◆ **To do**
Pull out every line with the word "triangle" from the entries below.

◆ **Source data**

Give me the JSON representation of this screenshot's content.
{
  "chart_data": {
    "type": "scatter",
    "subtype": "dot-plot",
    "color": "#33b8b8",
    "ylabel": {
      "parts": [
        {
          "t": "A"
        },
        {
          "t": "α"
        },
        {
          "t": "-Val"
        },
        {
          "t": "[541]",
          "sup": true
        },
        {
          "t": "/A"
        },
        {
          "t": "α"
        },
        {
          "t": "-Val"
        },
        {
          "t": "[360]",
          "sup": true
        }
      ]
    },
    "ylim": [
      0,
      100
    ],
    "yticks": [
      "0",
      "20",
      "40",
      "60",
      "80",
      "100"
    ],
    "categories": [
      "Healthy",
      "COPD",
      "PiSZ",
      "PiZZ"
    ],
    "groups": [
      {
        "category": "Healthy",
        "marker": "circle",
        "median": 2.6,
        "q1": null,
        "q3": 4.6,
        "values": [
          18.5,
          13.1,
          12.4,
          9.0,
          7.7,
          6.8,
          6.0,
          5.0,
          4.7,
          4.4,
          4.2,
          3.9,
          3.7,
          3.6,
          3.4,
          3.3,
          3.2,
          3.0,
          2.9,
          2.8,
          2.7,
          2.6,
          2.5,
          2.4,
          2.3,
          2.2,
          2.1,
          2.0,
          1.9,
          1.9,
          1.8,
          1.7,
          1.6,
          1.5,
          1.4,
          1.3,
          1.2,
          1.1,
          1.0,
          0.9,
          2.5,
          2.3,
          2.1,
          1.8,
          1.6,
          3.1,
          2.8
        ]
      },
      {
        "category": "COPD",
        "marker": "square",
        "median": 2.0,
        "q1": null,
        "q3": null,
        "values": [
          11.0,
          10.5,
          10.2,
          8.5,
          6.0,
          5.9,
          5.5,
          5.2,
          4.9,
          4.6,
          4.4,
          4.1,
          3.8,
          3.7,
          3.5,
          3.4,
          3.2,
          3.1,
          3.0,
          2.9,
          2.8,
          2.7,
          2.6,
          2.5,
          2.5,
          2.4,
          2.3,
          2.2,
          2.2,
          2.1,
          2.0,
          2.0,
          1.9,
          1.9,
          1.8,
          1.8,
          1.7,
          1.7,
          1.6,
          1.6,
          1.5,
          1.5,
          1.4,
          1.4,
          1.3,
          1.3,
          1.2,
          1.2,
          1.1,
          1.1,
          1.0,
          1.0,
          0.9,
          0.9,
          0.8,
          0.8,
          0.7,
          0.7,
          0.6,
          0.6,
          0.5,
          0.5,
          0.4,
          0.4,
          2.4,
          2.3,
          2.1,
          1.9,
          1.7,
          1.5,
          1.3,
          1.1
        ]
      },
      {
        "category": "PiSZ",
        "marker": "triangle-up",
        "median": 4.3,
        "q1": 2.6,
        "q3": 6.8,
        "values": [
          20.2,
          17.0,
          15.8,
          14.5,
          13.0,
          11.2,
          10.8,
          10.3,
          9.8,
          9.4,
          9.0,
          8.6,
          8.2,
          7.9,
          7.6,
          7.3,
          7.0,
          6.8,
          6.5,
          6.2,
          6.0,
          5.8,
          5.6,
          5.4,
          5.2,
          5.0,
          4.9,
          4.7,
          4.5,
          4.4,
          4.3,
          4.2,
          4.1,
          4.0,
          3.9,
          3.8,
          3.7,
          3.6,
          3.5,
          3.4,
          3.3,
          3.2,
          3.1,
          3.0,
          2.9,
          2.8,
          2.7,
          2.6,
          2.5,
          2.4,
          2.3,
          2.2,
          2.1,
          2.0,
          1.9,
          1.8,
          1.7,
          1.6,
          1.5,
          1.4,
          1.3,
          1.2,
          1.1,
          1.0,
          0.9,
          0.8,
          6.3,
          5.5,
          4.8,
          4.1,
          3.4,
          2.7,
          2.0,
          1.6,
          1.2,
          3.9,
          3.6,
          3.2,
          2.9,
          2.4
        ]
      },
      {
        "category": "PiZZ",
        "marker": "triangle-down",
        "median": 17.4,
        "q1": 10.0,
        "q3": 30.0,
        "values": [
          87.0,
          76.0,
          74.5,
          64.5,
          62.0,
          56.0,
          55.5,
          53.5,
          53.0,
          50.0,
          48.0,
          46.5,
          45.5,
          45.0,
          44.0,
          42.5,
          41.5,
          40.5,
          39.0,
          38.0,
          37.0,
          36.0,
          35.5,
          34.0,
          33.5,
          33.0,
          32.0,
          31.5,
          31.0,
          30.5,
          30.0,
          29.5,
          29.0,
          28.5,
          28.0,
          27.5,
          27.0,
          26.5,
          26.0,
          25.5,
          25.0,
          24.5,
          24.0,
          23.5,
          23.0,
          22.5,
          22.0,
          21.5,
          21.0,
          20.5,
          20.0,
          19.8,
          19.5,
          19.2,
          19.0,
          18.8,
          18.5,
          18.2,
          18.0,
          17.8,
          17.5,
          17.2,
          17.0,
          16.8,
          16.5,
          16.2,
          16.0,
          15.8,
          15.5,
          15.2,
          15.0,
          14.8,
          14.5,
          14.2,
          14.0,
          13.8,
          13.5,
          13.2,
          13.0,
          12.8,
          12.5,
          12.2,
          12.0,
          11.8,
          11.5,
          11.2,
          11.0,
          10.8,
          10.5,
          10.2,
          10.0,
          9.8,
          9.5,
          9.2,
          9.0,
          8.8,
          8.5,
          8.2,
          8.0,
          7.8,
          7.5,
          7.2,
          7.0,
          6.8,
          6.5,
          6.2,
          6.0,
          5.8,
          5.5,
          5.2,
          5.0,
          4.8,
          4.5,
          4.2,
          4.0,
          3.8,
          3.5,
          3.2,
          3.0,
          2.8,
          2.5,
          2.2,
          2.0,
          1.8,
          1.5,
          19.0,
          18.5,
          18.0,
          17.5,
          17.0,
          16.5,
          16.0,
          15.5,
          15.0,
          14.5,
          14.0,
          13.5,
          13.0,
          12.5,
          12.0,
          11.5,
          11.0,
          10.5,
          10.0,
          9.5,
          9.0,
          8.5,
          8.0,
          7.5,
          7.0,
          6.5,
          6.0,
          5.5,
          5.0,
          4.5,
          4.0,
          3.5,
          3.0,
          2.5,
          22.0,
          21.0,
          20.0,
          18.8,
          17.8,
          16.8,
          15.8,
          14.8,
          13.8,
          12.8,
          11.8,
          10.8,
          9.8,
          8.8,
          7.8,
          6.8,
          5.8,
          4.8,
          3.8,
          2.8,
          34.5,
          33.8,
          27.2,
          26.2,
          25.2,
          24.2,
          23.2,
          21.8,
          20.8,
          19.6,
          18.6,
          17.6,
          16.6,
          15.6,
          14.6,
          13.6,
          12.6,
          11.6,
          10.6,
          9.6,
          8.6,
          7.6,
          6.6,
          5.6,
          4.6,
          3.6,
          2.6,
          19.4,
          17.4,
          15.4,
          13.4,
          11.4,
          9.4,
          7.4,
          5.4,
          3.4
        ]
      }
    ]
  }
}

◆ **Exercise output**
        "marker": "triangle-up",
        "marker": "triangle-down",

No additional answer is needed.